(Data items)
--
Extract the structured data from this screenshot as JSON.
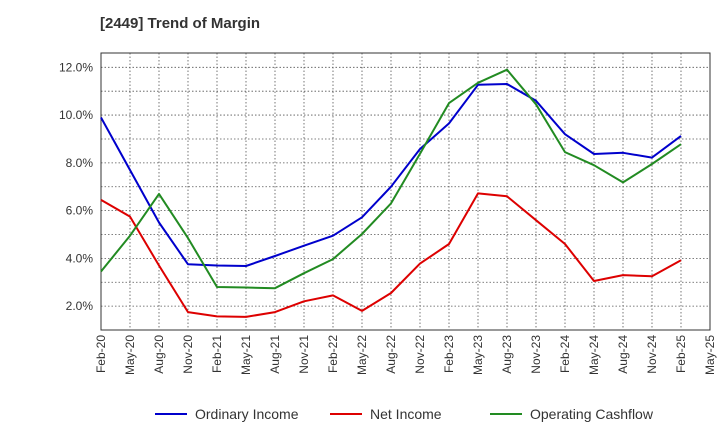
{
  "chart_data": {
    "type": "line",
    "title": "[2449]  Trend of Margin",
    "categories": [
      "Feb-20",
      "May-20",
      "Aug-20",
      "Nov-20",
      "Feb-21",
      "May-21",
      "Aug-21",
      "Nov-21",
      "Feb-22",
      "May-22",
      "Aug-22",
      "Nov-22",
      "Feb-23",
      "May-23",
      "Aug-23",
      "Nov-23",
      "Feb-24",
      "May-24",
      "Aug-24",
      "Nov-24",
      "Feb-25",
      "May-25"
    ],
    "yticks": [
      "2.0%",
      "4.0%",
      "6.0%",
      "8.0%",
      "10.0%",
      "12.0%"
    ],
    "ylim": [
      1.0,
      12.6
    ],
    "grid": true,
    "legend_position": "bottom",
    "series": [
      {
        "name": "Ordinary Income",
        "color": "#0000cc",
        "values": [
          9.9,
          7.7,
          5.5,
          3.75,
          3.7,
          3.68,
          4.1,
          4.53,
          4.95,
          5.72,
          7.0,
          8.58,
          9.65,
          11.27,
          11.3,
          10.6,
          9.2,
          8.37,
          8.42,
          8.22,
          9.13,
          null
        ]
      },
      {
        "name": "Net Income",
        "color": "#dd0000",
        "values": [
          6.45,
          5.75,
          3.7,
          1.75,
          1.57,
          1.55,
          1.75,
          2.2,
          2.45,
          1.8,
          2.55,
          3.78,
          4.6,
          6.72,
          6.6,
          5.6,
          4.6,
          3.05,
          3.3,
          3.25,
          3.92,
          null
        ]
      },
      {
        "name": "Operating Cashflow",
        "color": "#228b22",
        "values": [
          3.45,
          4.95,
          6.7,
          4.85,
          2.8,
          2.78,
          2.75,
          3.38,
          3.97,
          5.02,
          6.3,
          8.38,
          10.5,
          11.35,
          11.9,
          10.45,
          8.45,
          7.9,
          7.18,
          7.95,
          8.78,
          null
        ]
      }
    ]
  }
}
--
**The request:** Repeat the material exactly as it reads, without any of its pictures.

**Final result:**
Extract the structured data from this screenshot as JSON.
{
  "chart_data": {
    "type": "line",
    "title": "[2449]  Trend of Margin",
    "categories": [
      "Feb-20",
      "May-20",
      "Aug-20",
      "Nov-20",
      "Feb-21",
      "May-21",
      "Aug-21",
      "Nov-21",
      "Feb-22",
      "May-22",
      "Aug-22",
      "Nov-22",
      "Feb-23",
      "May-23",
      "Aug-23",
      "Nov-23",
      "Feb-24",
      "May-24",
      "Aug-24",
      "Nov-24",
      "Feb-25",
      "May-25"
    ],
    "yticks": [
      "2.0%",
      "4.0%",
      "6.0%",
      "8.0%",
      "10.0%",
      "12.0%"
    ],
    "ylim": [
      1.0,
      12.6
    ],
    "grid": true,
    "legend_position": "bottom",
    "series": [
      {
        "name": "Ordinary Income",
        "color": "#0000cc",
        "values": [
          9.9,
          7.7,
          5.5,
          3.75,
          3.7,
          3.68,
          4.1,
          4.53,
          4.95,
          5.72,
          7.0,
          8.58,
          9.65,
          11.27,
          11.3,
          10.6,
          9.2,
          8.37,
          8.42,
          8.22,
          9.13,
          null
        ]
      },
      {
        "name": "Net Income",
        "color": "#dd0000",
        "values": [
          6.45,
          5.75,
          3.7,
          1.75,
          1.57,
          1.55,
          1.75,
          2.2,
          2.45,
          1.8,
          2.55,
          3.78,
          4.6,
          6.72,
          6.6,
          5.6,
          4.6,
          3.05,
          3.3,
          3.25,
          3.92,
          null
        ]
      },
      {
        "name": "Operating Cashflow",
        "color": "#228b22",
        "values": [
          3.45,
          4.95,
          6.7,
          4.85,
          2.8,
          2.78,
          2.75,
          3.38,
          3.97,
          5.02,
          6.3,
          8.38,
          10.5,
          11.35,
          11.9,
          10.45,
          8.45,
          7.9,
          7.18,
          7.95,
          8.78,
          null
        ]
      }
    ]
  }
}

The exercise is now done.